» **STATED EXERCISE**:
Copy the data below word for word, keeping every line, character, and number unchanged.

» **RECORDS SHOWN**:
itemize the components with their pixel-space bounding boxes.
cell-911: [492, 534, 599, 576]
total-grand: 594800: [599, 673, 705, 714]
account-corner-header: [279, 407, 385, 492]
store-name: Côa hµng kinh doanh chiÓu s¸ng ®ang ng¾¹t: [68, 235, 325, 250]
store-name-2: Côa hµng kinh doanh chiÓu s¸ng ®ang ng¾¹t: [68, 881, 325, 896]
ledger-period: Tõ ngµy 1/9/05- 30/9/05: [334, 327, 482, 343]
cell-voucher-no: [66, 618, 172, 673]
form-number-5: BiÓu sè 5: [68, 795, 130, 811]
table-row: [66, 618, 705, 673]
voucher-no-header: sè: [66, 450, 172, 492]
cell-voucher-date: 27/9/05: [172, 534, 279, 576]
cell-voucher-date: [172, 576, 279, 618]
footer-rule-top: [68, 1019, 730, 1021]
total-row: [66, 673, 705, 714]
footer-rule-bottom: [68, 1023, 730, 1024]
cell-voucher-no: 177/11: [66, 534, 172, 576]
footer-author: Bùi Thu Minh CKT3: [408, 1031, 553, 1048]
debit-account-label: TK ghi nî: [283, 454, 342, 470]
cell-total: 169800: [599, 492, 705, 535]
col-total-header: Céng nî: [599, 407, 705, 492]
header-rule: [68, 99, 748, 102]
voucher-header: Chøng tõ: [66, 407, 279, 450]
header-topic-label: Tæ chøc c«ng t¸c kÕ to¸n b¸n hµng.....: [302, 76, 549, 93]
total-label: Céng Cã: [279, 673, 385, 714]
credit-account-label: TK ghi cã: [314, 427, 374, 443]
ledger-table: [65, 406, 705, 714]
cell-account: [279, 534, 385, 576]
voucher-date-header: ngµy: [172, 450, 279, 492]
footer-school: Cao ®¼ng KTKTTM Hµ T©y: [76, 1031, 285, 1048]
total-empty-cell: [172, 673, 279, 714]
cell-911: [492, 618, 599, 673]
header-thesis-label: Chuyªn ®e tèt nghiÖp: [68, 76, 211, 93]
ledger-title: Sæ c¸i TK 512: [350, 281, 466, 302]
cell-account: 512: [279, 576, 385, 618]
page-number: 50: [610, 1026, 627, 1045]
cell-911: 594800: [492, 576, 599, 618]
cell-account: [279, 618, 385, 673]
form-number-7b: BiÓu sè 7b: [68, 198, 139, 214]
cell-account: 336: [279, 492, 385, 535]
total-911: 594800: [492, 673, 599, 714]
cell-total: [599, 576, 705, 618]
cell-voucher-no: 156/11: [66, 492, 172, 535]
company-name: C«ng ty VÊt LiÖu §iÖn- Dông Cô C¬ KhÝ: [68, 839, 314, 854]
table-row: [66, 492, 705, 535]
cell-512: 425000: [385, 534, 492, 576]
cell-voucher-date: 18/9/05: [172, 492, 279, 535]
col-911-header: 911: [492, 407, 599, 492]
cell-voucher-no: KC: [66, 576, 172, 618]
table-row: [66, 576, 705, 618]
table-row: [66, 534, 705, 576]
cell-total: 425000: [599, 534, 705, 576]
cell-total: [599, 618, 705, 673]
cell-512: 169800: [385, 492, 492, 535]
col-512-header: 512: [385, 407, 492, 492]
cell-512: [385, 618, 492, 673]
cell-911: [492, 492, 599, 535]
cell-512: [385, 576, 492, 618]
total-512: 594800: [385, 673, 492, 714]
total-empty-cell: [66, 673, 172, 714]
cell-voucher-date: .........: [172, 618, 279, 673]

» **OUTPUT OF THE EXERCISE**:
itemize the components with their pixel-space bounding boxes.
cell-911: [492, 534, 599, 576]
total-grand: 594800: [599, 673, 705, 714]
account-corner-header: [279, 407, 385, 492]
store-name: Côa hµng kinh doanh chiÓu s¸ng ®ang ng¾¹t: [68, 235, 325, 250]
store-name-2: Côa hµng kinh doanh chiÓu s¸ng ®ang ng¾¹t: [68, 881, 325, 896]
ledger-period: Tõ ngµy 1/9/05- 30/9/05: [334, 327, 482, 343]
cell-voucher-no: [66, 618, 172, 673]
form-number-5: BiÓu sè 5: [68, 795, 130, 811]
table-row: [66, 618, 705, 673]
voucher-no-header: sè: [66, 450, 172, 492]
cell-voucher-date: 27/9/05: [172, 534, 279, 576]
cell-voucher-date: [172, 576, 279, 618]
footer-rule-top: [68, 1019, 730, 1021]
total-row: [66, 673, 705, 714]
footer-rule-bottom: [68, 1023, 730, 1024]
cell-voucher-no: 177/11: [66, 534, 172, 576]
footer-author: Bùi Thu Minh CKT3: [408, 1031, 553, 1048]
debit-account-label: TK ghi nî: [283, 454, 342, 470]
cell-total: 169800: [599, 492, 705, 535]
col-total-header: Céng nî: [599, 407, 705, 492]
header-rule: [68, 99, 748, 102]
voucher-header: Chøng tõ: [66, 407, 279, 450]
header-topic-label: Tæ chøc c«ng t¸c kÕ to¸n b¸n hµng.....: [302, 76, 549, 93]
total-label: Céng Cã: [279, 673, 385, 714]
credit-account-label: TK ghi cã: [314, 427, 374, 443]
ledger-table: [65, 406, 705, 714]
cell-account: [279, 534, 385, 576]
voucher-date-header: ngµy: [172, 450, 279, 492]
footer-school: Cao ®¼ng KTKTTM Hµ T©y: [76, 1031, 285, 1048]
total-empty-cell: [172, 673, 279, 714]
cell-911: [492, 618, 599, 673]
header-thesis-label: Chuyªn ®e tèt nghiÖp: [68, 76, 211, 93]
ledger-title: Sæ c¸i TK 512: [350, 281, 466, 302]
cell-account: 512: [279, 576, 385, 618]
page-number: 50: [610, 1026, 627, 1045]
cell-911: 594800: [492, 576, 599, 618]
cell-account: [279, 618, 385, 673]
form-number-7b: BiÓu sè 7b: [68, 198, 139, 214]
cell-account: 336: [279, 492, 385, 535]
total-911: 594800: [492, 673, 599, 714]
cell-total: [599, 576, 705, 618]
cell-voucher-no: 156/11: [66, 492, 172, 535]
company-name: C«ng ty VÊt LiÖu §iÖn- Dông Cô C¬ KhÝ: [68, 839, 314, 854]
table-row: [66, 492, 705, 535]
cell-512: 425000: [385, 534, 492, 576]
cell-voucher-date: 18/9/05: [172, 492, 279, 535]
col-911-header: 911: [492, 407, 599, 492]
cell-voucher-no: KC: [66, 576, 172, 618]
table-row: [66, 576, 705, 618]
table-row: [66, 534, 705, 576]
cell-total: 425000: [599, 534, 705, 576]
cell-total: [599, 618, 705, 673]
cell-512: 169800: [385, 492, 492, 535]
col-512-header: 512: [385, 407, 492, 492]
cell-512: [385, 618, 492, 673]
cell-911: [492, 492, 599, 535]
cell-512: [385, 576, 492, 618]
total-512: 594800: [385, 673, 492, 714]
total-empty-cell: [66, 673, 172, 714]
cell-voucher-date: .........: [172, 618, 279, 673]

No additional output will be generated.